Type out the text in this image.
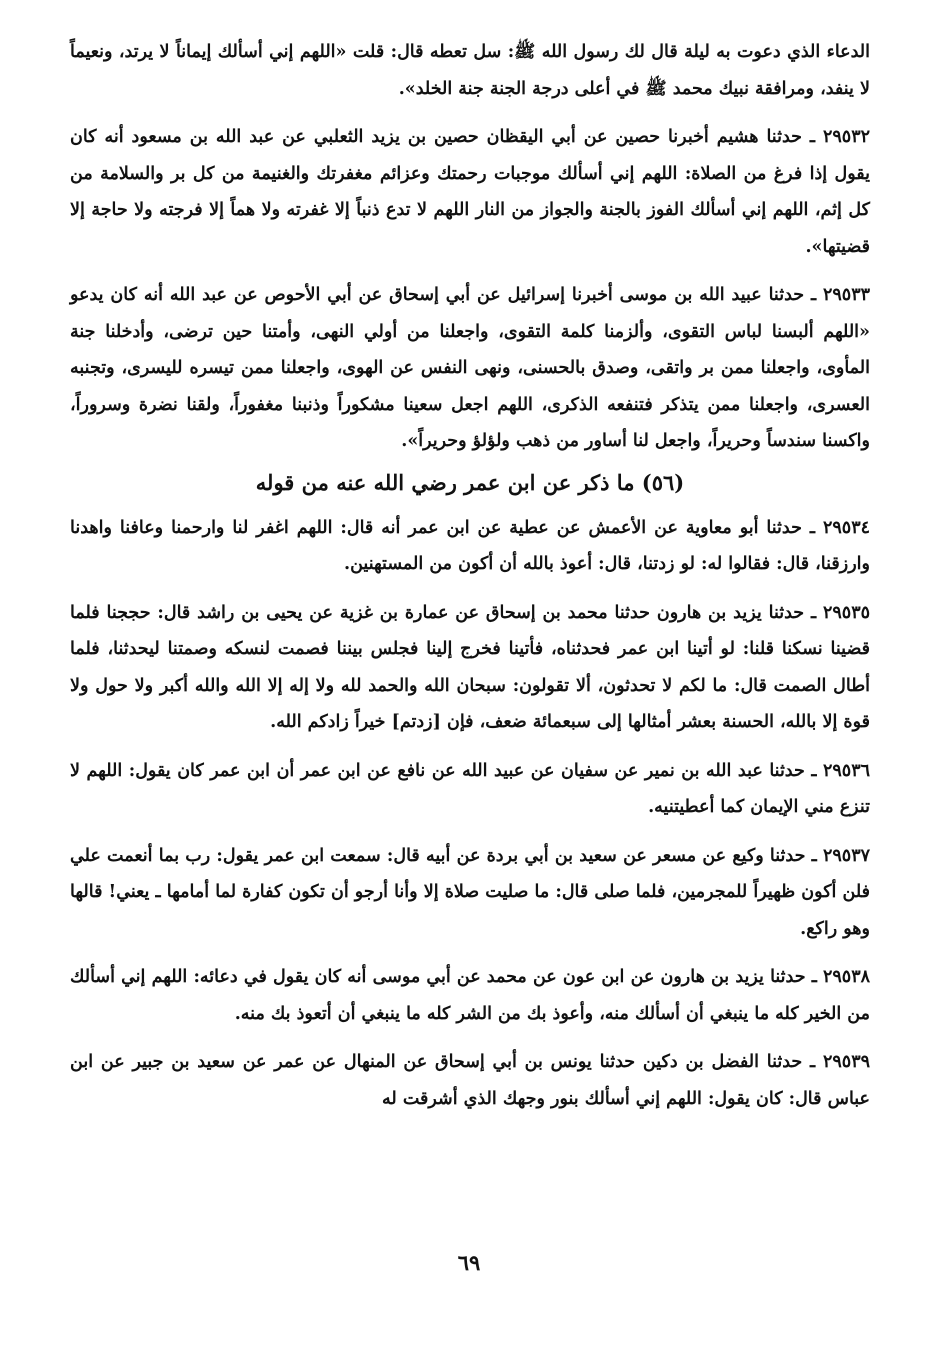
الدعاء الذي دعوت به ليلة قال لك رسول الله ﷺ: سل تعطه قال: قلت «اللهم إني أسألك إيماناً لا يرتد، ونعيماً لا ينفد، ومرافقة نبيك محمد ﷺ في أعلى درجة الجنة جنة الخلد».

٢٩٥٣٢ ـ حدثنا هشيم أخبرنا حصين عن أبي اليقظان حصين بن يزيد الثعلبي عن عبد الله بن مسعود أنه كان يقول إذا فرغ من الصلاة: اللهم إني أسألك موجبات رحمتك وعزائم مغفرتك والغنيمة من كل بر والسلامة من كل إثم، اللهم إني أسألك الفوز بالجنة والجواز من النار اللهم لا تدع ذنباً إلا غفرته ولا هماً إلا فرجته ولا حاجة إلا قضيتها».

٢٩٥٣٣ ـ حدثنا عبيد الله بن موسى أخبرنا إسرائيل عن أبي إسحاق عن أبي الأحوص عن عبد الله أنه كان يدعو «اللهم ألبسنا لباس التقوى، وألزمنا كلمة التقوى، واجعلنا من أولي النهى، وأمتنا حين ترضى، وأدخلنا جنة المأوى، واجعلنا ممن بر واتقى، وصدق بالحسنى، ونهى النفس عن الهوى، واجعلنا ممن تيسره لليسرى، وتجنبه العسرى، واجعلنا ممن يتذكر فتنفعه الذكرى، اللهم اجعل سعينا مشكوراً وذنبنا مغفوراً، ولقنا نضرة وسروراً، واكسنا سندساً وحريراً، واجعل لنا أساور من ذهب ولؤلؤ وحريراً».

(٥٦) ما ذكر عن ابن عمر رضي الله عنه من قوله

٢٩٥٣٤ ـ حدثنا أبو معاوية عن الأعمش عن عطية عن ابن عمر أنه قال: اللهم اغفر لنا وارحمنا وعافنا واهدنا وارزقنا، قال: فقالوا له: لو زدتنا، قال: أعوذ بالله أن أكون من المستهنين.

٢٩٥٣٥ ـ حدثنا يزيد بن هارون حدثنا محمد بن إسحاق عن عمارة بن غزية عن يحيى بن راشد قال: حججنا فلما قضينا نسكنا قلنا: لو أتينا ابن عمر فحدثناه، فأتينا فخرج إلينا فجلس بيننا فصمت لنسكه وصمتنا ليحدثنا، فلما أطال الصمت قال: ما لكم لا تحدثون، ألا تقولون: سبحان الله والحمد لله ولا إله إلا الله والله أكبر ولا حول ولا قوة إلا بالله، الحسنة بعشر أمثالها إلى سبعمائة ضعف، فإن [زدتم] خيراً زادكم الله.

٢٩٥٣٦ ـ حدثنا عبد الله بن نمير عن سفيان عن عبيد الله عن نافع عن ابن عمر أن ابن عمر كان يقول: اللهم لا تنزع مني الإيمان كما أعطيتنيه.

٢٩٥٣٧ ـ حدثنا وكيع عن مسعر عن سعيد بن أبي بردة عن أبيه قال: سمعت ابن عمر يقول: رب بما أنعمت علي فلن أكون ظهيراً للمجرمين، فلما صلى قال: ما صليت صلاة إلا وأنا أرجو أن تكون كفارة لما أمامها ـ يعني! قالها وهو راكع.

٢٩٥٣٨ ـ حدثنا يزيد بن هارون عن ابن عون عن محمد عن أبي موسى أنه كان يقول في دعائه: اللهم إني أسألك من الخير كله ما ينبغي أن أسألك منه، وأعوذ بك من الشر كله ما ينبغي أن أتعوذ بك منه.

٢٩٥٣٩ ـ حدثنا الفضل بن دكين حدثنا يونس بن أبي إسحاق عن المنهال عن عمر عن سعيد بن جبير عن ابن عباس قال: كان يقول: اللهم إني أسألك بنور وجهك الذي أشرقت له

٦٩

════

Goal:
From the records above, pick out and copy each line holding the word "بالله".

Complete output:
٢٩٥٣٤ ـ حدثنا أبو معاوية عن الأعمش عن عطية عن ابن عمر أنه قال: اللهم اغفر لنا وارحمنا وعافنا واهدنا وارزقنا، قال: فقالوا له: لو زدتنا، قال: أعوذ بالله أن أكون من المستهنين.
٢٩٥٣٥ ـ حدثنا يزيد بن هارون حدثنا محمد بن إسحاق عن عمارة بن غزية عن يحيى بن راشد قال: حججنا فلما قضينا نسكنا قلنا: لو أتينا ابن عمر فحدثناه، فأتينا فخرج إلينا فجلس بيننا فصمت لنسكه وصمتنا ليحدثنا، فلما أطال الصمت قال: ما لكم لا تحدثون، ألا تقولون: سبحان الله والحمد لله ولا إله إلا الله والله أكبر ولا حول ولا قوة إلا بالله، الحسنة بعشر أمثالها إلى سبعمائة ضعف، فإن [زدتم] خيراً زادكم الله.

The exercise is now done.